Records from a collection
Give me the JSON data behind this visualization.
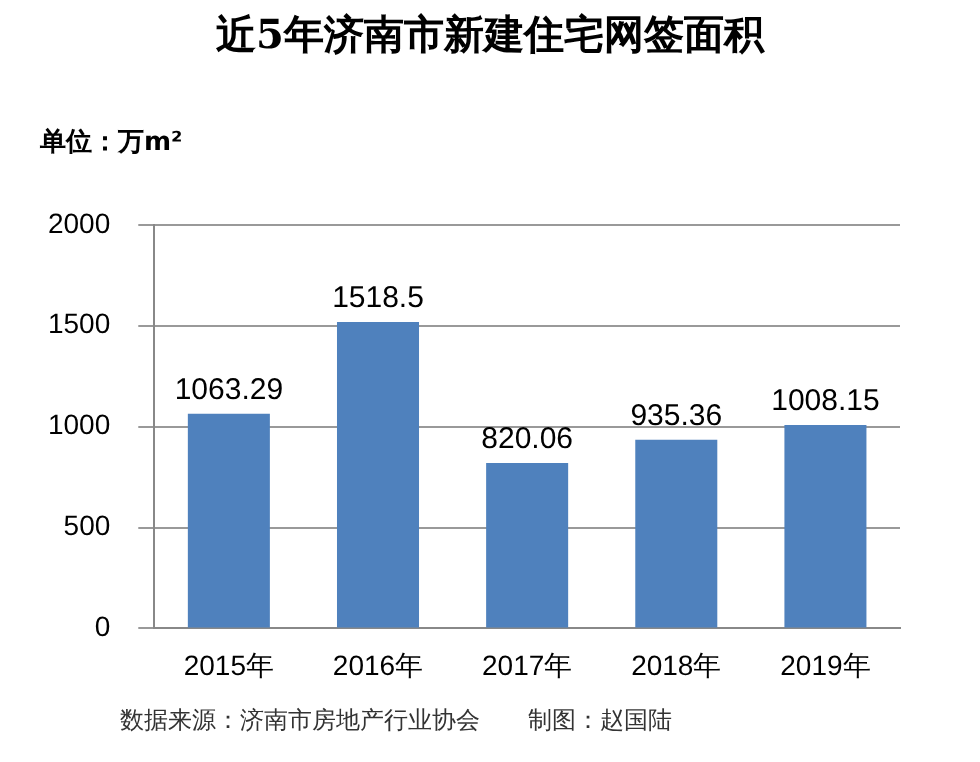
{
  "chart_data": {
    "type": "bar",
    "title": "近5年济南市新建住宅网签面积",
    "categories": [
      "2015年",
      "2016年",
      "2017年",
      "2018年",
      "2019年"
    ],
    "values": [
      1063.29,
      1518.5,
      820.06,
      935.36,
      1008.15
    ],
    "color": "#4f81bd",
    "ylim": [
      0,
      2000
    ],
    "yticks": [
      0,
      500,
      1000,
      1500,
      2000
    ],
    "grid": "y",
    "data_labels": true,
    "annotations": [
      "单位：万m²",
      "数据来源：济南市房地产行业协会　　制图：赵国陆"
    ]
  }
}
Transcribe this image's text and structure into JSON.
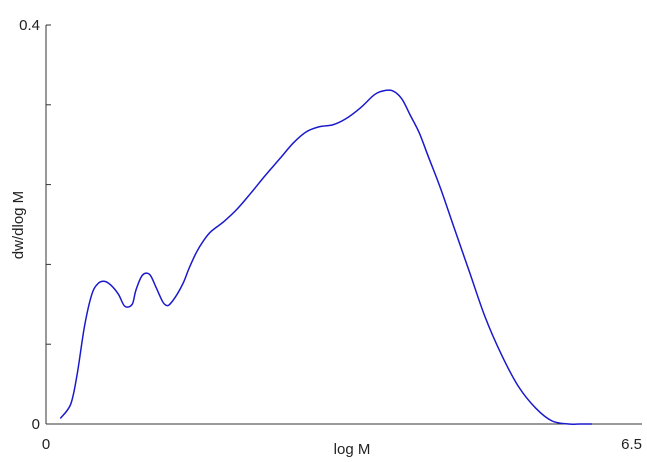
{
  "chart_data": {
    "type": "line",
    "xlabel": "log M",
    "ylabel": "dw/dlog M",
    "xlim": [
      0,
      6.5
    ],
    "ylim": [
      0,
      0.4
    ],
    "x_tick_labels": [
      {
        "value": 0,
        "label": "0"
      },
      {
        "value": 6.5,
        "label": "6.5"
      }
    ],
    "y_tick_labels": [
      {
        "value": 0,
        "label": "0"
      },
      {
        "value": 0.4,
        "label": "0.4"
      }
    ],
    "y_minor_ticks": [
      0.08,
      0.16,
      0.24,
      0.32
    ],
    "grid": false,
    "colors": {
      "series": "#1a1acc",
      "axis": "#333333"
    },
    "series": [
      {
        "x": [
          0.16,
          0.27,
          0.34,
          0.42,
          0.5,
          0.57,
          0.64,
          0.71,
          0.79,
          0.86,
          0.94,
          0.98,
          1.05,
          1.13,
          1.2,
          1.27,
          1.31,
          1.35,
          1.43,
          1.5,
          1.56,
          1.64,
          1.72,
          1.8,
          1.94,
          2.08,
          2.23,
          2.39,
          2.55,
          2.7,
          2.84,
          2.98,
          3.13,
          3.27,
          3.43,
          3.58,
          3.68,
          3.78,
          3.88,
          3.97,
          4.07,
          4.17,
          4.3,
          4.45,
          4.62,
          4.79,
          4.97,
          5.15,
          5.34,
          5.52,
          5.7,
          5.82,
          5.95
        ],
        "y": [
          0.006,
          0.02,
          0.05,
          0.098,
          0.13,
          0.141,
          0.143,
          0.139,
          0.13,
          0.118,
          0.12,
          0.134,
          0.149,
          0.15,
          0.137,
          0.123,
          0.119,
          0.12,
          0.13,
          0.142,
          0.156,
          0.172,
          0.184,
          0.193,
          0.203,
          0.215,
          0.231,
          0.249,
          0.266,
          0.282,
          0.293,
          0.298,
          0.3,
          0.306,
          0.317,
          0.33,
          0.334,
          0.334,
          0.326,
          0.31,
          0.292,
          0.268,
          0.237,
          0.197,
          0.152,
          0.107,
          0.069,
          0.038,
          0.016,
          0.003,
          0.0,
          0.0,
          0.0
        ]
      }
    ]
  }
}
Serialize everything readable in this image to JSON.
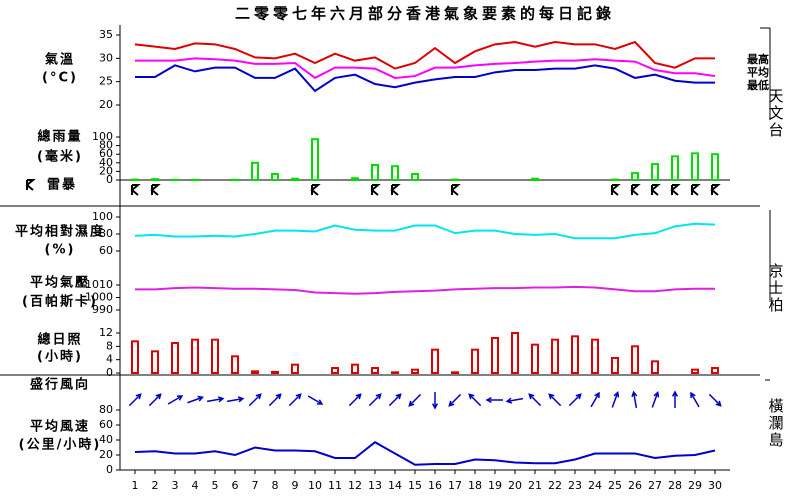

### Exercise requirements
In this exercise, set down all of the data exactly, without the pictures.

### Answer to this problem
Give me the JSON data behind this visualization.
{
  "chart_data": {
    "type": "bar",
    "title": "近5年济南市新建住宅网签面积",
    "categories": [
      "2015年",
      "2016年",
      "2017年",
      "2018年",
      "2019年"
    ],
    "values": [
      1063.29,
      1518.5,
      820.06,
      935.36,
      1008.15
    ],
    "color": "#4f81bd",
    "ylim": [
      0,
      2000
    ],
    "yticks": [
      0,
      500,
      1000,
      1500,
      2000
    ],
    "grid": "y",
    "data_labels": true,
    "annotations": [
      "单位：万m²",
      "数据来源：济南市房地产行业协会　　制图：赵国陆"
    ]
  }
}
Transcribe this image's text and structure into JSON.
{
  "chart_data": {
    "type": "line",
    "xlabel": "log M",
    "ylabel": "dw/dlog M",
    "xlim": [
      0,
      6.5
    ],
    "ylim": [
      0,
      0.4
    ],
    "x_tick_labels": [
      {
        "value": 0,
        "label": "0"
      },
      {
        "value": 6.5,
        "label": "6.5"
      }
    ],
    "y_tick_labels": [
      {
        "value": 0,
        "label": "0"
      },
      {
        "value": 0.4,
        "label": "0.4"
      }
    ],
    "y_minor_ticks": [
      0.08,
      0.16,
      0.24,
      0.32
    ],
    "grid": false,
    "colors": {
      "series": "#1a1acc",
      "axis": "#333333"
    },
    "series": [
      {
        "x": [
          0.16,
          0.27,
          0.34,
          0.42,
          0.5,
          0.57,
          0.64,
          0.71,
          0.79,
          0.86,
          0.94,
          0.98,
          1.05,
          1.13,
          1.2,
          1.27,
          1.31,
          1.35,
          1.43,
          1.5,
          1.56,
          1.64,
          1.72,
          1.8,
          1.94,
          2.08,
          2.23,
          2.39,
          2.55,
          2.7,
          2.84,
          2.98,
          3.13,
          3.27,
          3.43,
          3.58,
          3.68,
          3.78,
          3.88,
          3.97,
          4.07,
          4.17,
          4.3,
          4.45,
          4.62,
          4.79,
          4.97,
          5.15,
          5.34,
          5.52,
          5.7,
          5.82,
          5.95
        ],
        "y": [
          0.006,
          0.02,
          0.05,
          0.098,
          0.13,
          0.141,
          0.143,
          0.139,
          0.13,
          0.118,
          0.12,
          0.134,
          0.149,
          0.15,
          0.137,
          0.123,
          0.119,
          0.12,
          0.13,
          0.142,
          0.156,
          0.172,
          0.184,
          0.193,
          0.203,
          0.215,
          0.231,
          0.249,
          0.266,
          0.282,
          0.293,
          0.298,
          0.3,
          0.306,
          0.317,
          0.33,
          0.334,
          0.334,
          0.326,
          0.31,
          0.292,
          0.268,
          0.237,
          0.197,
          0.152,
          0.107,
          0.069,
          0.038,
          0.016,
          0.003,
          0.0,
          0.0,
          0.0
        ]
      }
    ]
  }
}
Serialize everything readable in this image to JSON.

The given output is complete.